• _Task brief_
Skip every picture, and copy exactly the lines from the one containing "Decode this image" to the end of the data.

.....

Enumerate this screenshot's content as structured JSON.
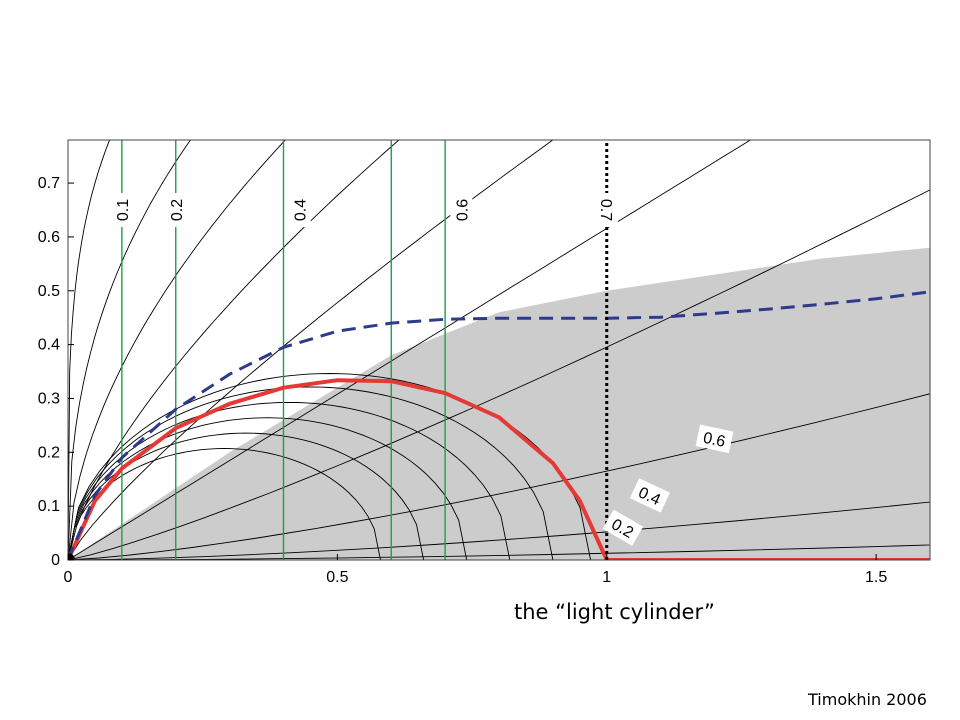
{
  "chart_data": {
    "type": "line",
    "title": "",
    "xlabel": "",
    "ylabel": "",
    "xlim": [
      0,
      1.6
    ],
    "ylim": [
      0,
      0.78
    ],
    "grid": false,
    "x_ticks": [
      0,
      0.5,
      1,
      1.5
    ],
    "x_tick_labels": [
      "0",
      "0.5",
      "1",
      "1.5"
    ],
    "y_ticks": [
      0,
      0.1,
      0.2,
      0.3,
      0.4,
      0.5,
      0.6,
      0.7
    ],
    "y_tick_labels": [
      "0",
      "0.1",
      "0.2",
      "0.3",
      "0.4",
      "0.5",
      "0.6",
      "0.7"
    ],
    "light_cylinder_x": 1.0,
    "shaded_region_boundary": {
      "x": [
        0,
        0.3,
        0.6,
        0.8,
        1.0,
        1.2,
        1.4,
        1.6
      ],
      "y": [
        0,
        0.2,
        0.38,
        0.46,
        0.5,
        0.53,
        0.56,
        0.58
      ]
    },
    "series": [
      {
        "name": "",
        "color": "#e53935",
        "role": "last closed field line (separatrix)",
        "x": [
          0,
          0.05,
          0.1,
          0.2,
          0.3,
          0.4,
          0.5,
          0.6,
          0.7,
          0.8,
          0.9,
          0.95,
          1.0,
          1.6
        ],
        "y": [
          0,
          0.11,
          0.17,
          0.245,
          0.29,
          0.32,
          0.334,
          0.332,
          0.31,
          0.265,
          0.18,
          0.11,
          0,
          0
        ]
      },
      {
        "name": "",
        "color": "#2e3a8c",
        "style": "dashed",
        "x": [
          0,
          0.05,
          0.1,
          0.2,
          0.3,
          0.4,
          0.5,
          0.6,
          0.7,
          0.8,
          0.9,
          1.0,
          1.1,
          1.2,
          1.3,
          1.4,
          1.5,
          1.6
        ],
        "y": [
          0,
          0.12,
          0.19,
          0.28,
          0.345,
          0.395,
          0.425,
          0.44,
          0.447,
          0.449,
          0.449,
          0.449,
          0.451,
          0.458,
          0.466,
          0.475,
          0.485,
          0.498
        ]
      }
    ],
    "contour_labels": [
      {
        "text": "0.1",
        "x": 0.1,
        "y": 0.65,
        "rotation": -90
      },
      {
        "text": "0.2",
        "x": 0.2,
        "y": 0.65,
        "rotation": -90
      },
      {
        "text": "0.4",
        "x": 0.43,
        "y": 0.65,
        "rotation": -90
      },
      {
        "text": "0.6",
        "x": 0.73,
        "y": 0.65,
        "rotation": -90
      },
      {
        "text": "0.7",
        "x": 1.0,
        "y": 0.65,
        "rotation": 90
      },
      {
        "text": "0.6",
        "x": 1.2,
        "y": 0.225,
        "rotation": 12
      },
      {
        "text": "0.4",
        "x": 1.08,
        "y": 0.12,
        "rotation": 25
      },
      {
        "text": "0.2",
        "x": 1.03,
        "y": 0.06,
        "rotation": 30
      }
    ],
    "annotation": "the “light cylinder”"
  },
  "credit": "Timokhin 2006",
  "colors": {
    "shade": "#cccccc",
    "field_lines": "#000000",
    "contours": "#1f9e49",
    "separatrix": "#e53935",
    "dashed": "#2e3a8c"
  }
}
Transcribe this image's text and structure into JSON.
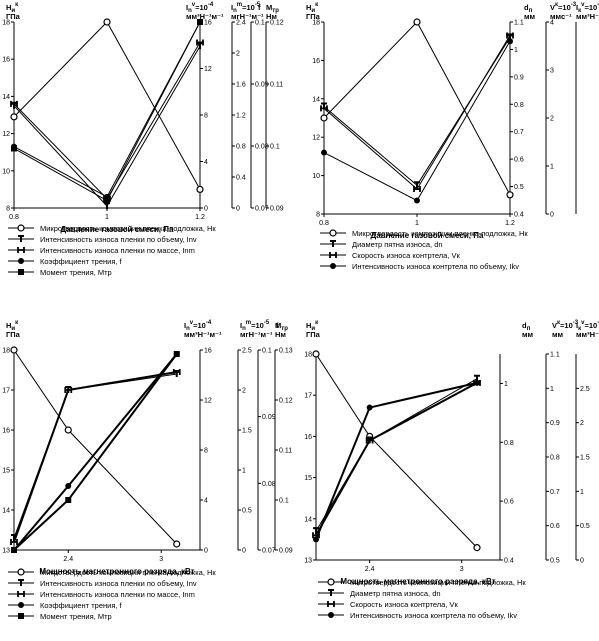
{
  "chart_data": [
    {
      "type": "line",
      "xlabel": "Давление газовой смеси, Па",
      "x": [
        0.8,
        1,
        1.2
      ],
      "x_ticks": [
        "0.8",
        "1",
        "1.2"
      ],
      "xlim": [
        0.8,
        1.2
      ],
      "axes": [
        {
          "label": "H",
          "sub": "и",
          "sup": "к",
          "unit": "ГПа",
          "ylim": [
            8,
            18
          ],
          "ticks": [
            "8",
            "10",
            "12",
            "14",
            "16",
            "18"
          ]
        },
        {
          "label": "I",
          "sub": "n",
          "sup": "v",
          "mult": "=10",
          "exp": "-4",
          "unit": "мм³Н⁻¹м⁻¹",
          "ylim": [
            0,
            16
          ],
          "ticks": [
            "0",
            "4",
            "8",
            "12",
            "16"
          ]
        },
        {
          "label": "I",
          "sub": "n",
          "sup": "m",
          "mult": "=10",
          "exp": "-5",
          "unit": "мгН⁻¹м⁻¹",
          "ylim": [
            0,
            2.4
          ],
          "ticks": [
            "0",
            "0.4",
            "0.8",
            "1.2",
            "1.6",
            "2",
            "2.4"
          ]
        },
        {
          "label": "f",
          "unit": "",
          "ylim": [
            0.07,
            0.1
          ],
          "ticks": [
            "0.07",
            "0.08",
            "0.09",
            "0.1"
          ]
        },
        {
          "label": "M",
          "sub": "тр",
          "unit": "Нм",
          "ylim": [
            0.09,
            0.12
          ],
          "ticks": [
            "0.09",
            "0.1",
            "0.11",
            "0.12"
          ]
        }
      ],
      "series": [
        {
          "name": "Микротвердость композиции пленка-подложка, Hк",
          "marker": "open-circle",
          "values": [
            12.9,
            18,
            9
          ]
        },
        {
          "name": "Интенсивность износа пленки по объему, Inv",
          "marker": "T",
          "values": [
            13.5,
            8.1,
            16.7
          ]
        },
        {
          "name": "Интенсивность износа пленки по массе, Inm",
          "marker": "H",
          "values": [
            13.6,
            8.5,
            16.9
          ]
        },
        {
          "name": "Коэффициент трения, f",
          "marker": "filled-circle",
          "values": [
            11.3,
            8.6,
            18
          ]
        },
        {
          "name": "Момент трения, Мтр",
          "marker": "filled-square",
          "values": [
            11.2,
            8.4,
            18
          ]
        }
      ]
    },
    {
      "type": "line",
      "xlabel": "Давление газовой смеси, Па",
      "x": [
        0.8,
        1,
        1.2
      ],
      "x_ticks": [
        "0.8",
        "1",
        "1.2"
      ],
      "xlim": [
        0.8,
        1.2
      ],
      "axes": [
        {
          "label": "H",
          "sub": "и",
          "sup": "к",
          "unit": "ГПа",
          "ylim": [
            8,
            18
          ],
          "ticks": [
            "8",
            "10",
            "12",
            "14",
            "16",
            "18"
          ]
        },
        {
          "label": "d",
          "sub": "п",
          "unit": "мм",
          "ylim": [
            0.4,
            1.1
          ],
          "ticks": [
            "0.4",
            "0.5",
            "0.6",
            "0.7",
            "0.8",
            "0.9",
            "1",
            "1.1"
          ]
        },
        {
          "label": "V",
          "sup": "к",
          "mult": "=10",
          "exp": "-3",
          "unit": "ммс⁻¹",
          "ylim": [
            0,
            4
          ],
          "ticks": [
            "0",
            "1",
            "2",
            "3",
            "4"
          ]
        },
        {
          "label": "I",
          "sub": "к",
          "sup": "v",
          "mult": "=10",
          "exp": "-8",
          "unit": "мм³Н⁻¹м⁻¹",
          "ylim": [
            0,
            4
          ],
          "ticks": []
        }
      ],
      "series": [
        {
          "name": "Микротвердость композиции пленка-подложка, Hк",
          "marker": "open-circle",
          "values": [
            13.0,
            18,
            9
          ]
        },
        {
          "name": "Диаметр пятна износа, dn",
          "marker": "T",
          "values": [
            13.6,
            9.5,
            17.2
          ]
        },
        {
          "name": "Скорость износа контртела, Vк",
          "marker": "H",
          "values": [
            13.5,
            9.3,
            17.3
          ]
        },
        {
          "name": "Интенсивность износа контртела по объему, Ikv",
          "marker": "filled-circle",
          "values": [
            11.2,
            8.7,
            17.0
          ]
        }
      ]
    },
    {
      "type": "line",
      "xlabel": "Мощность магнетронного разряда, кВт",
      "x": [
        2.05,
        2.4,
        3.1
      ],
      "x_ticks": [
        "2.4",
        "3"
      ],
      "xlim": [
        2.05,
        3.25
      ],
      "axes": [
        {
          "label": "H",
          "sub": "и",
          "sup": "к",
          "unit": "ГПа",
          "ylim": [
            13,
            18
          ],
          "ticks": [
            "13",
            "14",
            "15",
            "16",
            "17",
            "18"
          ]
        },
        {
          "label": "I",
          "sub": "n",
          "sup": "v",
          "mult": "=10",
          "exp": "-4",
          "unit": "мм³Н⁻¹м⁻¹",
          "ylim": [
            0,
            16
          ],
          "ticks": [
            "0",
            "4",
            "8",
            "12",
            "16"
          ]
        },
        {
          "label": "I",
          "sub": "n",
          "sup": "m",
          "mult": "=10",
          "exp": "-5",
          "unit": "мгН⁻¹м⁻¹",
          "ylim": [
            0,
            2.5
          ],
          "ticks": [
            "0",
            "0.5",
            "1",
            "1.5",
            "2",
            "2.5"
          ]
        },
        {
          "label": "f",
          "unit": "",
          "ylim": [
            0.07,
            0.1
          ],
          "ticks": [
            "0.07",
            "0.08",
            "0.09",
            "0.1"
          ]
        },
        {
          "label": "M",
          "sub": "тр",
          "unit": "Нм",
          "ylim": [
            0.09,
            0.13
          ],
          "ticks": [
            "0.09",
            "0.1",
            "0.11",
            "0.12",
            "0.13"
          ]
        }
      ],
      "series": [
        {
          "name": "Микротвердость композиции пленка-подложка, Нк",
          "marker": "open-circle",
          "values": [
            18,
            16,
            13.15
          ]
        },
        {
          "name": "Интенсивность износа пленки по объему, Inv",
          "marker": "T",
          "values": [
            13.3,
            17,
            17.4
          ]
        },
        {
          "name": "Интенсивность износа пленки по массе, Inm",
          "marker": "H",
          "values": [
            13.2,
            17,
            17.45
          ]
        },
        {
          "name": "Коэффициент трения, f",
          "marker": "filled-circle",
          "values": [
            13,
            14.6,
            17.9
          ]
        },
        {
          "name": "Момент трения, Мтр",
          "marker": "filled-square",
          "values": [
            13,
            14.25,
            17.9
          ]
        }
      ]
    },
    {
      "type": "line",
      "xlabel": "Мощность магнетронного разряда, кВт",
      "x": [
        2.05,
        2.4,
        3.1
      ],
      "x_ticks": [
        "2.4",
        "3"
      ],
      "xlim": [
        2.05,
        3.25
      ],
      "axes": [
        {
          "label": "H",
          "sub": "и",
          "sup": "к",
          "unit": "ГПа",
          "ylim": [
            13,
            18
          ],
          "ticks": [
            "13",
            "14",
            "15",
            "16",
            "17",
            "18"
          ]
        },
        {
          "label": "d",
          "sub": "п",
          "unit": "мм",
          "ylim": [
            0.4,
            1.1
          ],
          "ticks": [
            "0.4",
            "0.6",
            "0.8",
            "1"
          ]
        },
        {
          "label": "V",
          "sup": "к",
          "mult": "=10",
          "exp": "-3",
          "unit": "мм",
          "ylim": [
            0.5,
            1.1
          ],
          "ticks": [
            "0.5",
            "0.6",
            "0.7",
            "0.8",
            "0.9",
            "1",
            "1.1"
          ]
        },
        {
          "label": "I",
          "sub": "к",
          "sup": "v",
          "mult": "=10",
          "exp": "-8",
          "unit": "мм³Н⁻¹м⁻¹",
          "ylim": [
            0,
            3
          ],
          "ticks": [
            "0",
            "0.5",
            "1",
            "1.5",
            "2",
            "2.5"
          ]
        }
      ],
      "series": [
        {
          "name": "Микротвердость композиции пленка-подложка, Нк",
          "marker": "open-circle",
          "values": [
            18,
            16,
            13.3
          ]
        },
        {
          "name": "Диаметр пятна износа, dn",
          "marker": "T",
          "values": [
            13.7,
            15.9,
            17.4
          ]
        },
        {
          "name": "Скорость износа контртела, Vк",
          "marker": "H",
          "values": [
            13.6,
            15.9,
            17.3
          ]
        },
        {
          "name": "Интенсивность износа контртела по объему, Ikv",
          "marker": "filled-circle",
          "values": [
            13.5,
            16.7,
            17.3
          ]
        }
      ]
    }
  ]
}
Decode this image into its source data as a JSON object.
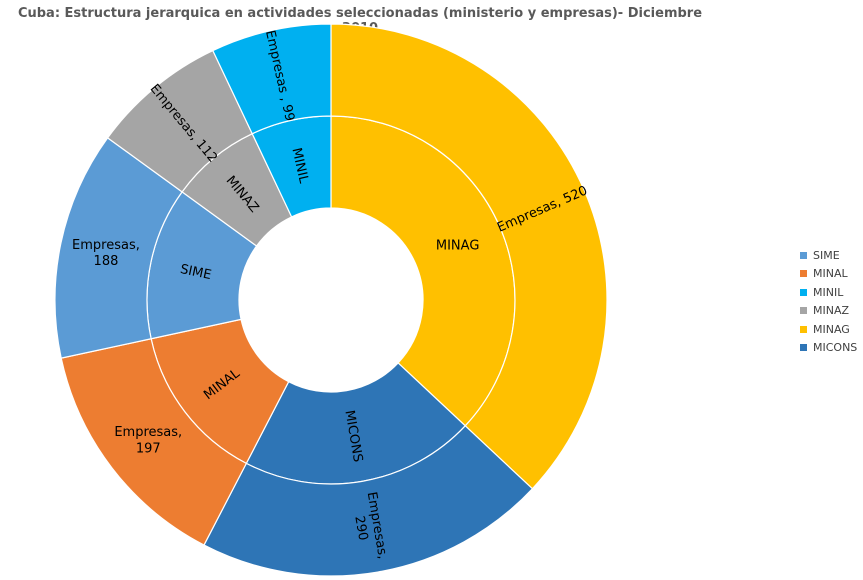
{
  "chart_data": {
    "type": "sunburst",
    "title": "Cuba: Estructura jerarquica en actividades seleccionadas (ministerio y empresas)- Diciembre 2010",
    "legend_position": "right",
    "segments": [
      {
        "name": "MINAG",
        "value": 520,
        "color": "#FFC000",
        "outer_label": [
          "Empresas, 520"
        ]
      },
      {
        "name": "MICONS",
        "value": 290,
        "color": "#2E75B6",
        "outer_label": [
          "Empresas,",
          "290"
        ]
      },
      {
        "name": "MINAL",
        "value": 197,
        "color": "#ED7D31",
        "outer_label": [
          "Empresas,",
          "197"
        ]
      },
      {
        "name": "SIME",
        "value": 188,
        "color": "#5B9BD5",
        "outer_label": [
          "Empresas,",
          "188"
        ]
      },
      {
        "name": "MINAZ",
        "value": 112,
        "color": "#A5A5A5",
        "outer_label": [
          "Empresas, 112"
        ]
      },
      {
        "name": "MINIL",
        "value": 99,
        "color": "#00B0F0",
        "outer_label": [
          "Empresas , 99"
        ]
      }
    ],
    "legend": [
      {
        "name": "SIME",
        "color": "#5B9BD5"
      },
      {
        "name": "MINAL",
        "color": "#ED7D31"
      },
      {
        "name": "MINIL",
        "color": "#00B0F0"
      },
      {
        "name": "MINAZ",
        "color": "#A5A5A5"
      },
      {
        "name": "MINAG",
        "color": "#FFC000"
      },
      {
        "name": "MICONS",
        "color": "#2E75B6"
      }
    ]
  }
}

.....

• _Full response_
Decode this image into its source data as a JSON object.
{
  "chart_data": {
    "type": "sunburst",
    "title": "Cuba: Estructura jerarquica en actividades seleccionadas (ministerio y empresas)- Diciembre 2010",
    "legend_position": "right",
    "segments": [
      {
        "name": "MINAG",
        "value": 520,
        "color": "#FFC000",
        "outer_label": [
          "Empresas, 520"
        ]
      },
      {
        "name": "MICONS",
        "value": 290,
        "color": "#2E75B6",
        "outer_label": [
          "Empresas,",
          "290"
        ]
      },
      {
        "name": "MINAL",
        "value": 197,
        "color": "#ED7D31",
        "outer_label": [
          "Empresas,",
          "197"
        ]
      },
      {
        "name": "SIME",
        "value": 188,
        "color": "#5B9BD5",
        "outer_label": [
          "Empresas,",
          "188"
        ]
      },
      {
        "name": "MINAZ",
        "value": 112,
        "color": "#A5A5A5",
        "outer_label": [
          "Empresas, 112"
        ]
      },
      {
        "name": "MINIL",
        "value": 99,
        "color": "#00B0F0",
        "outer_label": [
          "Empresas , 99"
        ]
      }
    ],
    "legend": [
      {
        "name": "SIME",
        "color": "#5B9BD5"
      },
      {
        "name": "MINAL",
        "color": "#ED7D31"
      },
      {
        "name": "MINIL",
        "color": "#00B0F0"
      },
      {
        "name": "MINAZ",
        "color": "#A5A5A5"
      },
      {
        "name": "MINAG",
        "color": "#FFC000"
      },
      {
        "name": "MICONS",
        "color": "#2E75B6"
      }
    ]
  }
}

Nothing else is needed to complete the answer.